#### [What the exercise asks]
Reading down the listing below, count the lines where the word "content" shows up, then give only that count.

#### [The records]
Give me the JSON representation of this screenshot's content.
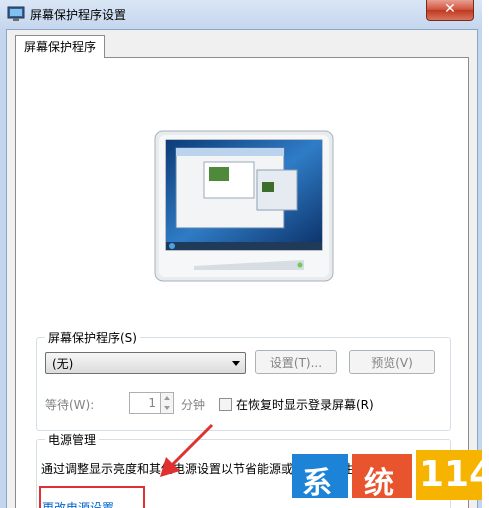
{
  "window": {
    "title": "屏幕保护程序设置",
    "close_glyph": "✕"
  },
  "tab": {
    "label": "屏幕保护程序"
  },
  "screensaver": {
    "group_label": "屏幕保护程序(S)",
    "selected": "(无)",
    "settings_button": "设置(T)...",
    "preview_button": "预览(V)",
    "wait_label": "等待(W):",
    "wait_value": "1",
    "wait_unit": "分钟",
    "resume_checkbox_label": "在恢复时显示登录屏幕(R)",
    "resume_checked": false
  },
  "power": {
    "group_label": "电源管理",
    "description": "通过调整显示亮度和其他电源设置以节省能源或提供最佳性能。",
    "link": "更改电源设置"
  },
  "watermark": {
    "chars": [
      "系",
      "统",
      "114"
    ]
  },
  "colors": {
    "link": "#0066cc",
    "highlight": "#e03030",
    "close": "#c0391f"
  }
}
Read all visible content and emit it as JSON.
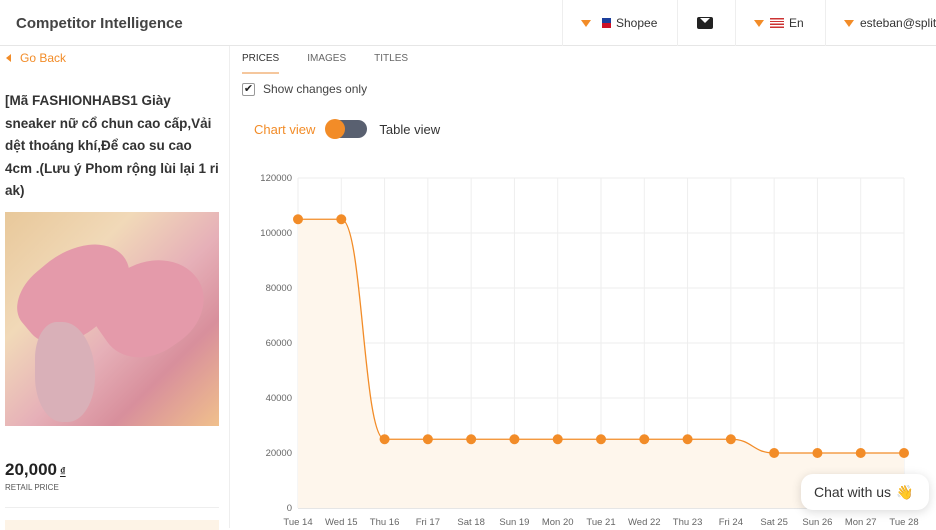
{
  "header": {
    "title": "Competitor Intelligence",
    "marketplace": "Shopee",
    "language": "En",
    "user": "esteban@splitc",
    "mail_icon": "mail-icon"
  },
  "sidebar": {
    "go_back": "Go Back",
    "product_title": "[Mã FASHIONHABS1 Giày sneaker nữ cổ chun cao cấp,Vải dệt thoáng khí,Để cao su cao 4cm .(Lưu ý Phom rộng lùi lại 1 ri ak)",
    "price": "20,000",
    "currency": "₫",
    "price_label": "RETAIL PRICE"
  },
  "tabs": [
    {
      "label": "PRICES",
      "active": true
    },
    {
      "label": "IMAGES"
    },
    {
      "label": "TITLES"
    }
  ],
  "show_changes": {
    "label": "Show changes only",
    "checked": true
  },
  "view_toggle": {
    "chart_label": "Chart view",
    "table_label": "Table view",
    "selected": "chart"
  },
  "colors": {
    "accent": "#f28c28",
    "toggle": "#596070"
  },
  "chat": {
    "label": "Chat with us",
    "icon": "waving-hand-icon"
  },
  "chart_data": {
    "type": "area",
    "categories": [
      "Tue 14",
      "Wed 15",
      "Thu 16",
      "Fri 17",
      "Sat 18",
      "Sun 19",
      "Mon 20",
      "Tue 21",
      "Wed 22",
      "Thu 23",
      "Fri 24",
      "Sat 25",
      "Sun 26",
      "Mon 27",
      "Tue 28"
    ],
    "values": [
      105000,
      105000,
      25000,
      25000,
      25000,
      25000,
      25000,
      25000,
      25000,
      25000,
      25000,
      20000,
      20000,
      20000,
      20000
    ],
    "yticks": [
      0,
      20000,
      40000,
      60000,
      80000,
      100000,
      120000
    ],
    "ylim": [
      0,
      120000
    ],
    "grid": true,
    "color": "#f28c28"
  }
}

#### [Solution to this problem]
2